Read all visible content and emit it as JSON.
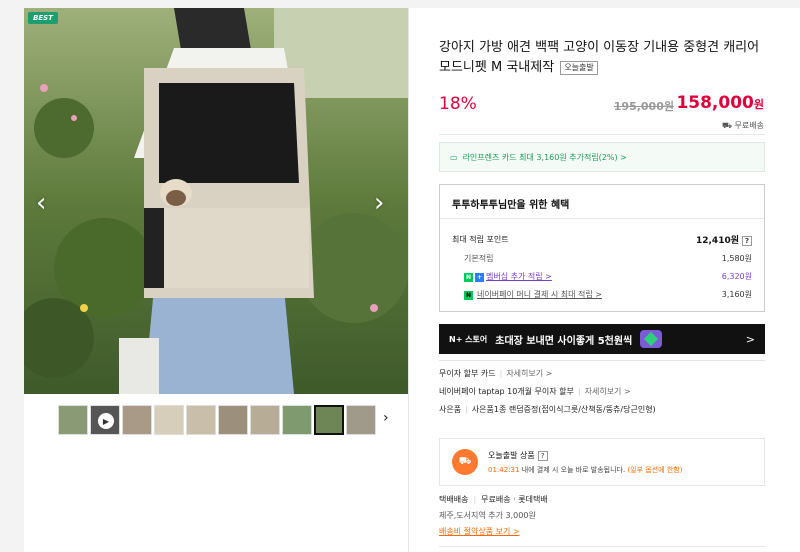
{
  "gallery": {
    "badge": "BEST",
    "thumb_count": 10,
    "active_thumb": 8
  },
  "product": {
    "title": "강아지 가방 애견 백팩 고양이 이동장 기내용 중형견 캐리어 모드니펫 M 국내제작",
    "tag": "오늘출발",
    "discount": "18%",
    "original_price": "195,000원",
    "price": "158,000",
    "price_unit": "원",
    "shipping": "무료배송"
  },
  "card_promo": "라인프렌즈 카드 최대 3,160원 추가적립(2%) >",
  "benefit": {
    "title": "투투하투투님만을 위한 혜택",
    "max_label": "최대 적립 포인트",
    "max_value": "12,410원",
    "rows": [
      {
        "label": "기본적립",
        "value": "1,580원"
      },
      {
        "label": "멤버십 추가 적립 >",
        "value": "6,320원"
      },
      {
        "label": "네이버페이 머니 결제 시 최대 적립 >",
        "value": "3,160원"
      }
    ]
  },
  "banner": {
    "logo": "N+ 스토어",
    "text": "초대장 보내면 사이좋게 5천원씩",
    "chevron": ">"
  },
  "payments": {
    "installment_label": "무이자 할부 카드",
    "installment_more": "자세히보기 >",
    "taptap_label": "네이버페이 taptap 10개월 무이자 할부",
    "taptap_more": "자세히보기 >",
    "gift_label": "사은품",
    "gift_text": "사은품1종 랜덤증정(접이식그릇/산책동/뚱츄/당근인형)"
  },
  "today_ship": {
    "title": "오늘출발 상품",
    "time": "01:42:31",
    "text": "내에 결제 시 오늘 바로 발송됩니다.",
    "note": "(일부 옵션에 한함)"
  },
  "delivery": {
    "type": "택배배송",
    "info": "무료배송 · 롯데택배",
    "extra": "제주,도서지역 추가 3,000원",
    "link": "배송비 절약상품 보기 >"
  },
  "colors": {
    "accent_red": "#e0003c",
    "naver_green": "#03c75a",
    "orange": "#ff6a00"
  }
}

§ **What to do**:
Copy down every line of the entries containing the word "자세히보기".

§ **Output for this exercise**:
    "installment_more": "자세히보기 >",
    "taptap_more": "자세히보기 >",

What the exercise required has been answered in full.